| Supplied material |

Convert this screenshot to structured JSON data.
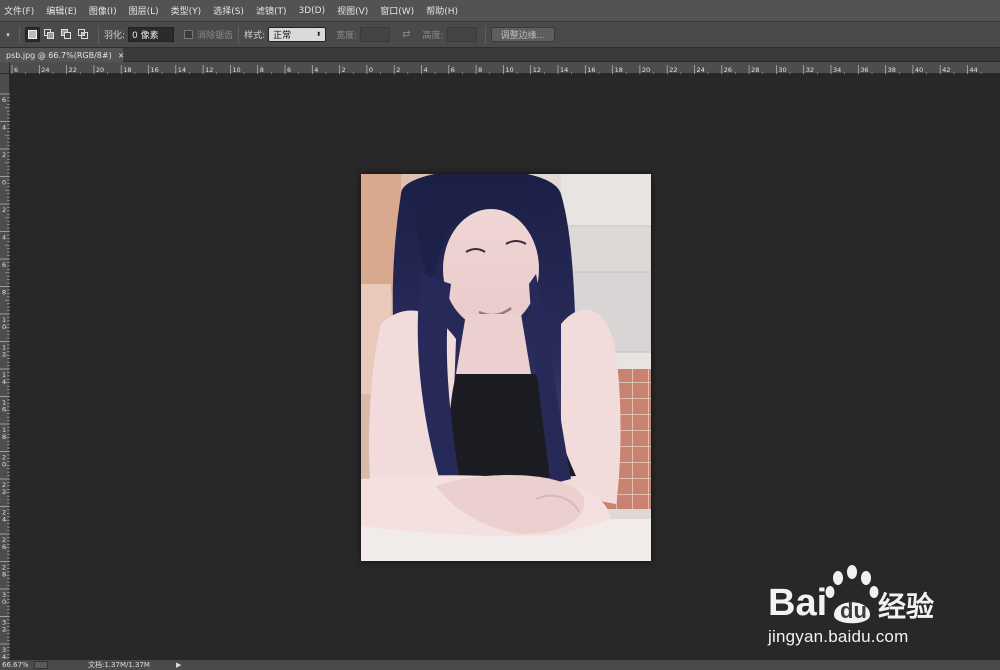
{
  "menu": [
    "文件(F)",
    "编辑(E)",
    "图像(I)",
    "图层(L)",
    "类型(Y)",
    "选择(S)",
    "滤镜(T)",
    "3D(D)",
    "视图(V)",
    "窗口(W)",
    "帮助(H)"
  ],
  "options": {
    "feather_label": "羽化:",
    "feather_value": "0 像素",
    "antialias_label": "消除锯齿",
    "style_label": "样式:",
    "style_value": "正常",
    "width_label": "宽度:",
    "height_label": "高度:",
    "refine_button": "调整边缘..."
  },
  "document": {
    "tab_title": "psb.jpg @ 66.7%(RGB/8#)",
    "close_glyph": "×"
  },
  "rulers": {
    "top_labels": [
      "6",
      "24",
      "22",
      "20",
      "18",
      "16",
      "14",
      "12",
      "10",
      "8",
      "6",
      "4",
      "2",
      "0",
      "2",
      "4",
      "6",
      "8",
      "10",
      "12",
      "14",
      "16",
      "18",
      "20",
      "22",
      "24",
      "26",
      "28",
      "30",
      "32",
      "34",
      "36",
      "38",
      "40",
      "42",
      "44"
    ],
    "left_labels": [
      "6",
      "4",
      "2",
      "0",
      "2",
      "4",
      "6",
      "8",
      "10",
      "12",
      "14",
      "16",
      "18",
      "20",
      "22",
      "24",
      "26",
      "28",
      "30",
      "32",
      "34"
    ]
  },
  "status": {
    "zoom": "66.67%",
    "doc_info": "文档:1.37M/1.37M",
    "arrow": "▶"
  },
  "watermark": {
    "brand_text": "Bai",
    "brand_text2": "du",
    "brand_cn": "经验",
    "url": "jingyan.baidu.com"
  },
  "colors": {
    "menubar": "#535353",
    "optionsbar": "#4a4a4a",
    "workspace": "#282828",
    "ruler": "#4d4d4d"
  }
}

| Instructions for the task |
Output a faithful copy of the data, with each picture left out.

| Answer |
Convert this screenshot to structured JSON data.
{
  "menu": [
    "文件(F)",
    "编辑(E)",
    "图像(I)",
    "图层(L)",
    "类型(Y)",
    "选择(S)",
    "滤镜(T)",
    "3D(D)",
    "视图(V)",
    "窗口(W)",
    "帮助(H)"
  ],
  "options": {
    "feather_label": "羽化:",
    "feather_value": "0 像素",
    "antialias_label": "消除锯齿",
    "style_label": "样式:",
    "style_value": "正常",
    "width_label": "宽度:",
    "height_label": "高度:",
    "refine_button": "调整边缘..."
  },
  "document": {
    "tab_title": "psb.jpg @ 66.7%(RGB/8#)",
    "close_glyph": "×"
  },
  "rulers": {
    "top_labels": [
      "6",
      "24",
      "22",
      "20",
      "18",
      "16",
      "14",
      "12",
      "10",
      "8",
      "6",
      "4",
      "2",
      "0",
      "2",
      "4",
      "6",
      "8",
      "10",
      "12",
      "14",
      "16",
      "18",
      "20",
      "22",
      "24",
      "26",
      "28",
      "30",
      "32",
      "34",
      "36",
      "38",
      "40",
      "42",
      "44"
    ],
    "left_labels": [
      "6",
      "4",
      "2",
      "0",
      "2",
      "4",
      "6",
      "8",
      "10",
      "12",
      "14",
      "16",
      "18",
      "20",
      "22",
      "24",
      "26",
      "28",
      "30",
      "32",
      "34"
    ]
  },
  "status": {
    "zoom": "66.67%",
    "doc_info": "文档:1.37M/1.37M",
    "arrow": "▶"
  },
  "watermark": {
    "brand_text": "Bai",
    "brand_text2": "du",
    "brand_cn": "经验",
    "url": "jingyan.baidu.com"
  },
  "colors": {
    "menubar": "#535353",
    "optionsbar": "#4a4a4a",
    "workspace": "#282828",
    "ruler": "#4d4d4d"
  }
}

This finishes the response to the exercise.